DIRECTION
Each line that follows is to be retyped exactly.

DATA ROWS

+ + +

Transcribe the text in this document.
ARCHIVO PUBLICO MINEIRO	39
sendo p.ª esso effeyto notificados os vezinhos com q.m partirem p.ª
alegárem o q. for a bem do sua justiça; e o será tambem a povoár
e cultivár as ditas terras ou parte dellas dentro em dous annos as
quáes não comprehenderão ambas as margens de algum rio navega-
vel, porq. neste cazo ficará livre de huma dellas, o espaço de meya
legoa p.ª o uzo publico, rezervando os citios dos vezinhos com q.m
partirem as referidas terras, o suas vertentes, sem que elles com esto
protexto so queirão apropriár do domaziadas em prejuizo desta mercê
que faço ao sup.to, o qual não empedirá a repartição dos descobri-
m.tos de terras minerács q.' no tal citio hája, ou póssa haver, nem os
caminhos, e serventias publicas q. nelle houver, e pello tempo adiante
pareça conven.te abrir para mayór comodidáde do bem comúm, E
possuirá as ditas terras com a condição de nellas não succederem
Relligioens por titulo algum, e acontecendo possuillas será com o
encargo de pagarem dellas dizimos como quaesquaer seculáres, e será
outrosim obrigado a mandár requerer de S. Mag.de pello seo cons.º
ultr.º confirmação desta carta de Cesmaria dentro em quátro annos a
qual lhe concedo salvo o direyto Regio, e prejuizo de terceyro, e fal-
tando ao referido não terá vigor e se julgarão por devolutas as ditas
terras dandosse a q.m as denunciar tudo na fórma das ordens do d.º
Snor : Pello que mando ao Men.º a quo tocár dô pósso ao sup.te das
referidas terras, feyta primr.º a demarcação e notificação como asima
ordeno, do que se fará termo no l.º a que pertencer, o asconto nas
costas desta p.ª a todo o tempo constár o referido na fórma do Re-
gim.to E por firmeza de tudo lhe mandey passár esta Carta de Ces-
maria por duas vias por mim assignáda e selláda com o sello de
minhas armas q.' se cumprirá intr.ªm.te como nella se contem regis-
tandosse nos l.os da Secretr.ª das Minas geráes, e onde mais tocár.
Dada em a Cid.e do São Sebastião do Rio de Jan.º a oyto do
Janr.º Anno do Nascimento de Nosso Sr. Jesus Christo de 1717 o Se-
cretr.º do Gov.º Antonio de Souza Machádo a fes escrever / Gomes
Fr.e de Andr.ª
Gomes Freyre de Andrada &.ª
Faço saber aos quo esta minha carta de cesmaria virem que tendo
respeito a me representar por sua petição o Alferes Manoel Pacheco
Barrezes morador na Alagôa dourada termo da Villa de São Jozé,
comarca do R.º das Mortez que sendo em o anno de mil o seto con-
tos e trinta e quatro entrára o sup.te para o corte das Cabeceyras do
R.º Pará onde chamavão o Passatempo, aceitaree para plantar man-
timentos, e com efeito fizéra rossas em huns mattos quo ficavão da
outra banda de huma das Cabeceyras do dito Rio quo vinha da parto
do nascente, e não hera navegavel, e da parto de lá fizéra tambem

+ + +

EXERCISE RESPONSE
Transcribe the text in this document.
ARCHIVO PUBLICO MINEIRO	39
sendo p.ª esso effeyto notificados os vezinhos com q.m partirem p.ª
alegárem o q. for a bem do sua justiça; e o será tambem a povoár
e cultivár as ditas terras ou parte dellas dentro em dous annos as
quáes não comprehenderão ambas as margens de algum rio navega-
vel, porq. neste cazo ficará livre de huma dellas, o espaço de meya
legoa p.ª o uzo publico, rezervando os citios dos vezinhos com q.m
partirem as referidas terras, o suas vertentes, sem que elles com esto
protexto so queirão apropriár do domaziadas em prejuizo desta mercê
que faço ao sup.to, o qual não empedirá a repartição dos descobri-
m.tos de terras minerács q.' no tal citio hája, ou póssa haver, nem os
caminhos, e serventias publicas q. nelle houver, e pello tempo adiante
pareça conven.te abrir para mayór comodidáde do bem comúm, E
possuirá as ditas terras com a condição de nellas não succederem
Relligioens por titulo algum, e acontecendo possuillas será com o
encargo de pagarem dellas dizimos como quaesquaer seculáres, e será
outrosim obrigado a mandár requerer de S. Mag.de pello seo cons.º
ultr.º confirmação desta carta de Cesmaria dentro em quátro annos a
qual lhe concedo salvo o direyto Regio, e prejuizo de terceyro, e fal-
tando ao referido não terá vigor e se julgarão por devolutas as ditas
terras dandosse a q.m as denunciar tudo na fórma das ordens do d.º
Snor : Pello que mando ao Men.º a quo tocár dô pósso ao sup.te das
referidas terras, feyta primr.º a demarcação e notificação como asima
ordeno, do que se fará termo no l.º a que pertencer, o asconto nas
costas desta p.ª a todo o tempo constár o referido na fórma do Re-
gim.to E por firmeza de tudo lhe mandey passár esta Carta de Ces-
maria por duas vias por mim assignáda e selláda com o sello de
minhas armas q.' se cumprirá intr.ªm.te como nella se contem regis-
tandosse nos l.os da Secretr.ª das Minas geráes, e onde mais tocár.
Dada em a Cid.e do São Sebastião do Rio de Jan.º a oyto do
Janr.º Anno do Nascimento de Nosso Sr. Jesus Christo de 1717 o Se-
cretr.º do Gov.º Antonio de Souza Machádo a fes escrever / Gomes
Fr.e de Andr.ª
Gomes Freyre de Andrada &.ª
Faço saber aos quo esta minha carta de cesmaria virem que tendo
respeito a me representar por sua petição o Alferes Manoel Pacheco
Barrezes morador na Alagôa dourada termo da Villa de São Jozé,
comarca do R.º das Mortez que sendo em o anno de mil o seto con-
tos e trinta e quatro entrára o sup.te para o corte das Cabeceyras do
R.º Pará onde chamavão o Passatempo, aceitaree para plantar man-
timentos, e com efeito fizéra rossas em huns mattos quo ficavão da
outra banda de huma das Cabeceyras do dito Rio quo vinha da parto
do nascente, e não hera navegavel, e da parto de lá fizéra tambem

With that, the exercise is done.